■ Work to be completed ■
Reproduce all the entries exactly.

■ Listed entries ■
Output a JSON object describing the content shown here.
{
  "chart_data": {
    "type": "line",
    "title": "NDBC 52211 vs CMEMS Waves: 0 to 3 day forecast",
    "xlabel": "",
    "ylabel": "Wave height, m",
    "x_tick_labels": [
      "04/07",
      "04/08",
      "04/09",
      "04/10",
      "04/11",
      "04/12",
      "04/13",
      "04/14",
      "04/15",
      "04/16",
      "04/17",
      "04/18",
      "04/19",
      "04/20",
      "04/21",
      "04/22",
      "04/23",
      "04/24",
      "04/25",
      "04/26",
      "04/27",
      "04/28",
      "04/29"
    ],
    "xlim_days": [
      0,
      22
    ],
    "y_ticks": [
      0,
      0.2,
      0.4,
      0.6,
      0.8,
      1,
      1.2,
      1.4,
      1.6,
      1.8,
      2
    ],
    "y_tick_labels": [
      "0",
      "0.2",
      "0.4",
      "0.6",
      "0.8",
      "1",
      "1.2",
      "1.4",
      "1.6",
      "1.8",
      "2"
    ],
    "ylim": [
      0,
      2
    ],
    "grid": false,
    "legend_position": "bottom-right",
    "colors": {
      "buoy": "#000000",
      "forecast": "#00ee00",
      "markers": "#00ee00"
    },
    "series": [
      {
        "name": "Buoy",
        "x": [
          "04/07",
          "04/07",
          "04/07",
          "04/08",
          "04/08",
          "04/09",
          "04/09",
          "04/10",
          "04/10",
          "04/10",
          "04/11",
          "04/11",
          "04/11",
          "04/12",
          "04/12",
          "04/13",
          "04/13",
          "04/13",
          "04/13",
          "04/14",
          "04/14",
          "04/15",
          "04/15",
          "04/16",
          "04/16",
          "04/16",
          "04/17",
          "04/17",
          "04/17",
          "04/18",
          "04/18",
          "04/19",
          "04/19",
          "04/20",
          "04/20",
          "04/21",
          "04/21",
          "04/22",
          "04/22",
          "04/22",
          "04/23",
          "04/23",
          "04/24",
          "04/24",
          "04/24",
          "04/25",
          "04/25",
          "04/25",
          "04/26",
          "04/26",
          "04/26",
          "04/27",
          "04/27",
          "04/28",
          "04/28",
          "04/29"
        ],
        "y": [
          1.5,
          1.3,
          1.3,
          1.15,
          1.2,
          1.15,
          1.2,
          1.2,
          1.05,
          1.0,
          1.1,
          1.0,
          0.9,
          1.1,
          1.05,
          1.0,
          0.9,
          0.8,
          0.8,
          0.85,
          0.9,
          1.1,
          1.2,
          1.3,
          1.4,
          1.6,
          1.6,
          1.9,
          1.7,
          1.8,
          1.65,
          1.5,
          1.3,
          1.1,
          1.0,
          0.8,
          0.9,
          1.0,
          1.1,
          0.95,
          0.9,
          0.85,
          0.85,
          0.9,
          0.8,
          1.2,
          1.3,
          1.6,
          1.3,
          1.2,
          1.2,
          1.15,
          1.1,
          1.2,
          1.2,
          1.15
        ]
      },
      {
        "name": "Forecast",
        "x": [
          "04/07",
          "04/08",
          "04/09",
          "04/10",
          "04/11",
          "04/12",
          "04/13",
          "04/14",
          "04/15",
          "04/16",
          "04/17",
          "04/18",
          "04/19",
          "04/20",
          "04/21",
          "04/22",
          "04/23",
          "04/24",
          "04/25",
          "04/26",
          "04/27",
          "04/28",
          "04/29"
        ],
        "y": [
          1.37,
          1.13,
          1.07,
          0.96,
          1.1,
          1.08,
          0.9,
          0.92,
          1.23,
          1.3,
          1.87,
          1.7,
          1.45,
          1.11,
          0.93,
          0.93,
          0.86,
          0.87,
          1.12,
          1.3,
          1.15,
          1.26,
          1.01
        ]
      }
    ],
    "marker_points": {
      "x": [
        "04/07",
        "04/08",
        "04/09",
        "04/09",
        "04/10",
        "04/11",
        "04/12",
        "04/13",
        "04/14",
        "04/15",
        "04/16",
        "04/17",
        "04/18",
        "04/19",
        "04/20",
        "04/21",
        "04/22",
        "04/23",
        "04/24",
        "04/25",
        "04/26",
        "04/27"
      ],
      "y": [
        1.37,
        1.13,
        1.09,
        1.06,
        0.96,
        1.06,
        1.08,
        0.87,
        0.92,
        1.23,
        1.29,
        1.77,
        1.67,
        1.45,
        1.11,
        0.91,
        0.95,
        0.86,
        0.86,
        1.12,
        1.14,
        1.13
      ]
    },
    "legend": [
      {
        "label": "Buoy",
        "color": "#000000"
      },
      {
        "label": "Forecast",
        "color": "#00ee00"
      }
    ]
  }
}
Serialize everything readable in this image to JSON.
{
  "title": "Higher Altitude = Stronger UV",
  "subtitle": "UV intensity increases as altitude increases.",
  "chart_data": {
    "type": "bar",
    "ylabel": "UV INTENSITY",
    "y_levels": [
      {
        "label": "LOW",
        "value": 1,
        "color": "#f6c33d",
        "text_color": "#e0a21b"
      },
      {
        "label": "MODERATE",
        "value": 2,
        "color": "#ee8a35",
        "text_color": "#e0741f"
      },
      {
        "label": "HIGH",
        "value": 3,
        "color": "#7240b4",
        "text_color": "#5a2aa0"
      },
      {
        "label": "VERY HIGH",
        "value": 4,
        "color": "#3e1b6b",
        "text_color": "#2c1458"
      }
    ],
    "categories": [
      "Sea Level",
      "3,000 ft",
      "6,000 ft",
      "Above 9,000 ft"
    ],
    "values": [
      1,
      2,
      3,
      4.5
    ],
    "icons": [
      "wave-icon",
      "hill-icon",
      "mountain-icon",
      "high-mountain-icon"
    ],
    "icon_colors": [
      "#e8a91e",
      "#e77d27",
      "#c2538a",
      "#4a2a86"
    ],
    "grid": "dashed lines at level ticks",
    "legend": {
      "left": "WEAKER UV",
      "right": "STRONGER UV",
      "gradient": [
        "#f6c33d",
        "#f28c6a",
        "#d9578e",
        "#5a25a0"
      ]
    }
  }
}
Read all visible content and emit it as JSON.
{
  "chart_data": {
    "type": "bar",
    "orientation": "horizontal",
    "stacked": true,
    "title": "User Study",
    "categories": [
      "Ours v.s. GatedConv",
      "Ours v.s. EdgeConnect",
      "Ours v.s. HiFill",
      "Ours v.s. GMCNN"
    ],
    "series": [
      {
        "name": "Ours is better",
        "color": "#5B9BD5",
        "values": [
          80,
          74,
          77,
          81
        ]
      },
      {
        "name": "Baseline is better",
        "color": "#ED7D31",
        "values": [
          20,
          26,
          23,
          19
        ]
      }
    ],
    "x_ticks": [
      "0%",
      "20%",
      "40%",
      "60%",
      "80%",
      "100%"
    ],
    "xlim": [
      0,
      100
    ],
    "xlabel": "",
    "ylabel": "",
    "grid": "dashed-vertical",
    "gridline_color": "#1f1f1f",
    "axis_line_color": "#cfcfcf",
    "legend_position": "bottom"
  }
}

■ Right answer ■
Output a JSON object describing the content shown here.
{
  "chart_data": {
    "type": "line",
    "title": "NDBC 52211 vs CMEMS Waves: 0 to 3 day forecast",
    "xlabel": "",
    "ylabel": "Wave height, m",
    "x_tick_labels": [
      "04/07",
      "04/08",
      "04/09",
      "04/10",
      "04/11",
      "04/12",
      "04/13",
      "04/14",
      "04/15",
      "04/16",
      "04/17",
      "04/18",
      "04/19",
      "04/20",
      "04/21",
      "04/22",
      "04/23",
      "04/24",
      "04/25",
      "04/26",
      "04/27",
      "04/28",
      "04/29"
    ],
    "xlim_days": [
      0,
      22
    ],
    "y_ticks": [
      0,
      0.2,
      0.4,
      0.6,
      0.8,
      1,
      1.2,
      1.4,
      1.6,
      1.8,
      2
    ],
    "y_tick_labels": [
      "0",
      "0.2",
      "0.4",
      "0.6",
      "0.8",
      "1",
      "1.2",
      "1.4",
      "1.6",
      "1.8",
      "2"
    ],
    "ylim": [
      0,
      2
    ],
    "grid": false,
    "legend_position": "bottom-right",
    "colors": {
      "buoy": "#000000",
      "forecast": "#00ee00",
      "markers": "#00ee00"
    },
    "series": [
      {
        "name": "Buoy",
        "x": [
          "04/07",
          "04/07",
          "04/07",
          "04/08",
          "04/08",
          "04/09",
          "04/09",
          "04/10",
          "04/10",
          "04/10",
          "04/11",
          "04/11",
          "04/11",
          "04/12",
          "04/12",
          "04/13",
          "04/13",
          "04/13",
          "04/13",
          "04/14",
          "04/14",
          "04/15",
          "04/15",
          "04/16",
          "04/16",
          "04/16",
          "04/17",
          "04/17",
          "04/17",
          "04/18",
          "04/18",
          "04/19",
          "04/19",
          "04/20",
          "04/20",
          "04/21",
          "04/21",
          "04/22",
          "04/22",
          "04/22",
          "04/23",
          "04/23",
          "04/24",
          "04/24",
          "04/24",
          "04/25",
          "04/25",
          "04/25",
          "04/26",
          "04/26",
          "04/26",
          "04/27",
          "04/27",
          "04/28",
          "04/28",
          "04/29"
        ],
        "y": [
          1.5,
          1.3,
          1.3,
          1.15,
          1.2,
          1.15,
          1.2,
          1.2,
          1.05,
          1.0,
          1.1,
          1.0,
          0.9,
          1.1,
          1.05,
          1.0,
          0.9,
          0.8,
          0.8,
          0.85,
          0.9,
          1.1,
          1.2,
          1.3,
          1.4,
          1.6,
          1.6,
          1.9,
          1.7,
          1.8,
          1.65,
          1.5,
          1.3,
          1.1,
          1.0,
          0.8,
          0.9,
          1.0,
          1.1,
          0.95,
          0.9,
          0.85,
          0.85,
          0.9,
          0.8,
          1.2,
          1.3,
          1.6,
          1.3,
          1.2,
          1.2,
          1.15,
          1.1,
          1.2,
          1.2,
          1.15
        ]
      },
      {
        "name": "Forecast",
        "x": [
          "04/07",
          "04/08",
          "04/09",
          "04/10",
          "04/11",
          "04/12",
          "04/13",
          "04/14",
          "04/15",
          "04/16",
          "04/17",
          "04/18",
          "04/19",
          "04/20",
          "04/21",
          "04/22",
          "04/23",
          "04/24",
          "04/25",
          "04/26",
          "04/27",
          "04/28",
          "04/29"
        ],
        "y": [
          1.37,
          1.13,
          1.07,
          0.96,
          1.1,
          1.08,
          0.9,
          0.92,
          1.23,
          1.3,
          1.87,
          1.7,
          1.45,
          1.11,
          0.93,
          0.93,
          0.86,
          0.87,
          1.12,
          1.3,
          1.15,
          1.26,
          1.01
        ]
      }
    ],
    "marker_points": {
      "x": [
        "04/07",
        "04/08",
        "04/09",
        "04/09",
        "04/10",
        "04/11",
        "04/12",
        "04/13",
        "04/14",
        "04/15",
        "04/16",
        "04/17",
        "04/18",
        "04/19",
        "04/20",
        "04/21",
        "04/22",
        "04/23",
        "04/24",
        "04/25",
        "04/26",
        "04/27"
      ],
      "y": [
        1.37,
        1.13,
        1.09,
        1.06,
        0.96,
        1.06,
        1.08,
        0.87,
        0.92,
        1.23,
        1.29,
        1.77,
        1.67,
        1.45,
        1.11,
        0.91,
        0.95,
        0.86,
        0.86,
        1.12,
        1.14,
        1.13
      ]
    },
    "legend": [
      {
        "label": "Buoy",
        "color": "#000000"
      },
      {
        "label": "Forecast",
        "color": "#00ee00"
      }
    ]
  }
}
Serialize everything readable in this image to JSON.
{
  "title": "Higher Altitude = Stronger UV",
  "subtitle": "UV intensity increases as altitude increases.",
  "chart_data": {
    "type": "bar",
    "ylabel": "UV INTENSITY",
    "y_levels": [
      {
        "label": "LOW",
        "value": 1,
        "color": "#f6c33d",
        "text_color": "#e0a21b"
      },
      {
        "label": "MODERATE",
        "value": 2,
        "color": "#ee8a35",
        "text_color": "#e0741f"
      },
      {
        "label": "HIGH",
        "value": 3,
        "color": "#7240b4",
        "text_color": "#5a2aa0"
      },
      {
        "label": "VERY HIGH",
        "value": 4,
        "color": "#3e1b6b",
        "text_color": "#2c1458"
      }
    ],
    "categories": [
      "Sea Level",
      "3,000 ft",
      "6,000 ft",
      "Above 9,000 ft"
    ],
    "values": [
      1,
      2,
      3,
      4.5
    ],
    "icons": [
      "wave-icon",
      "hill-icon",
      "mountain-icon",
      "high-mountain-icon"
    ],
    "icon_colors": [
      "#e8a91e",
      "#e77d27",
      "#c2538a",
      "#4a2a86"
    ],
    "grid": "dashed lines at level ticks",
    "legend": {
      "left": "WEAKER UV",
      "right": "STRONGER UV",
      "gradient": [
        "#f6c33d",
        "#f28c6a",
        "#d9578e",
        "#5a25a0"
      ]
    }
  }
}
Read all visible content and emit it as JSON.
{
  "chart_data": {
    "type": "bar",
    "orientation": "horizontal",
    "stacked": true,
    "title": "User Study",
    "categories": [
      "Ours v.s. GatedConv",
      "Ours v.s. EdgeConnect",
      "Ours v.s. HiFill",
      "Ours v.s. GMCNN"
    ],
    "series": [
      {
        "name": "Ours is better",
        "color": "#5B9BD5",
        "values": [
          80,
          74,
          77,
          81
        ]
      },
      {
        "name": "Baseline is better",
        "color": "#ED7D31",
        "values": [
          20,
          26,
          23,
          19
        ]
      }
    ],
    "x_ticks": [
      "0%",
      "20%",
      "40%",
      "60%",
      "80%",
      "100%"
    ],
    "xlim": [
      0,
      100
    ],
    "xlabel": "",
    "ylabel": "",
    "grid": "dashed-vertical",
    "gridline_color": "#1f1f1f",
    "axis_line_color": "#cfcfcf",
    "legend_position": "bottom"
  }
}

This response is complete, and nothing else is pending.